----- RECORDS FOR THE EXERCISE -----

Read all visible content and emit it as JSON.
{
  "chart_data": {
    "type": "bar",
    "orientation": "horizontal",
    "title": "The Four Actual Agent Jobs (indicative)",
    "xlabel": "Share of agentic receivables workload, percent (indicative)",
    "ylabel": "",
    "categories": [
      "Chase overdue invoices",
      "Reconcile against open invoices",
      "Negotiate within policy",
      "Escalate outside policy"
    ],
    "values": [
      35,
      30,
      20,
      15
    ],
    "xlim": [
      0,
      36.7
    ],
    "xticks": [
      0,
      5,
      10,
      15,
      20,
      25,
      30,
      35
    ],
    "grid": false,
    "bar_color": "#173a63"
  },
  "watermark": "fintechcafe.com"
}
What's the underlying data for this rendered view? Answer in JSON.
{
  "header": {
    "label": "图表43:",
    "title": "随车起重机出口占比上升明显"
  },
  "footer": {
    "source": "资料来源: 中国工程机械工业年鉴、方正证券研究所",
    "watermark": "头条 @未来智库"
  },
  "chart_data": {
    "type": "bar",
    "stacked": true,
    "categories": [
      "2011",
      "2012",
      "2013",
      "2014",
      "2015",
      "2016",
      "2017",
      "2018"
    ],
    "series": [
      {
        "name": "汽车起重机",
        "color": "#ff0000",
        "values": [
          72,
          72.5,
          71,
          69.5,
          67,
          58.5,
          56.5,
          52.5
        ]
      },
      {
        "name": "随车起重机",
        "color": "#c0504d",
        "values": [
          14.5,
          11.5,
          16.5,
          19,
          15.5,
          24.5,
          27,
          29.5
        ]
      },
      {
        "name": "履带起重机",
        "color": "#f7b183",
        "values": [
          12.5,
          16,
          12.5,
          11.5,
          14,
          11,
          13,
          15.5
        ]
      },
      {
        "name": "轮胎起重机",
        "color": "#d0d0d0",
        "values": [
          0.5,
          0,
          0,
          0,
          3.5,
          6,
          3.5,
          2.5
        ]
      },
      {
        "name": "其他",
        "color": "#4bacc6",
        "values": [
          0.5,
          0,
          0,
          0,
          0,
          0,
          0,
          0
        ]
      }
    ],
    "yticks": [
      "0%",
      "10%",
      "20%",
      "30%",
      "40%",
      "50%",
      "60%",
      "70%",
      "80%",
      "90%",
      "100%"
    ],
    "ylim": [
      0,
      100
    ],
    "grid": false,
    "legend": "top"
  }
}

-----

▸ WHAT YOU HAVE TO DO: Please reproduce each record precisely as written.

▸ TASK RESPONSE:
Read all visible content and emit it as JSON.
{
  "chart_data": {
    "type": "bar",
    "orientation": "horizontal",
    "title": "The Four Actual Agent Jobs (indicative)",
    "xlabel": "Share of agentic receivables workload, percent (indicative)",
    "ylabel": "",
    "categories": [
      "Chase overdue invoices",
      "Reconcile against open invoices",
      "Negotiate within policy",
      "Escalate outside policy"
    ],
    "values": [
      35,
      30,
      20,
      15
    ],
    "xlim": [
      0,
      36.7
    ],
    "xticks": [
      0,
      5,
      10,
      15,
      20,
      25,
      30,
      35
    ],
    "grid": false,
    "bar_color": "#173a63"
  },
  "watermark": "fintechcafe.com"
}
What's the underlying data for this rendered view? Answer in JSON.
{
  "header": {
    "label": "图表43:",
    "title": "随车起重机出口占比上升明显"
  },
  "footer": {
    "source": "资料来源: 中国工程机械工业年鉴、方正证券研究所",
    "watermark": "头条 @未来智库"
  },
  "chart_data": {
    "type": "bar",
    "stacked": true,
    "categories": [
      "2011",
      "2012",
      "2013",
      "2014",
      "2015",
      "2016",
      "2017",
      "2018"
    ],
    "series": [
      {
        "name": "汽车起重机",
        "color": "#ff0000",
        "values": [
          72,
          72.5,
          71,
          69.5,
          67,
          58.5,
          56.5,
          52.5
        ]
      },
      {
        "name": "随车起重机",
        "color": "#c0504d",
        "values": [
          14.5,
          11.5,
          16.5,
          19,
          15.5,
          24.5,
          27,
          29.5
        ]
      },
      {
        "name": "履带起重机",
        "color": "#f7b183",
        "values": [
          12.5,
          16,
          12.5,
          11.5,
          14,
          11,
          13,
          15.5
        ]
      },
      {
        "name": "轮胎起重机",
        "color": "#d0d0d0",
        "values": [
          0.5,
          0,
          0,
          0,
          3.5,
          6,
          3.5,
          2.5
        ]
      },
      {
        "name": "其他",
        "color": "#4bacc6",
        "values": [
          0.5,
          0,
          0,
          0,
          0,
          0,
          0,
          0
        ]
      }
    ],
    "yticks": [
      "0%",
      "10%",
      "20%",
      "30%",
      "40%",
      "50%",
      "60%",
      "70%",
      "80%",
      "90%",
      "100%"
    ],
    "ylim": [
      0,
      100
    ],
    "grid": false,
    "legend": "top"
  }
}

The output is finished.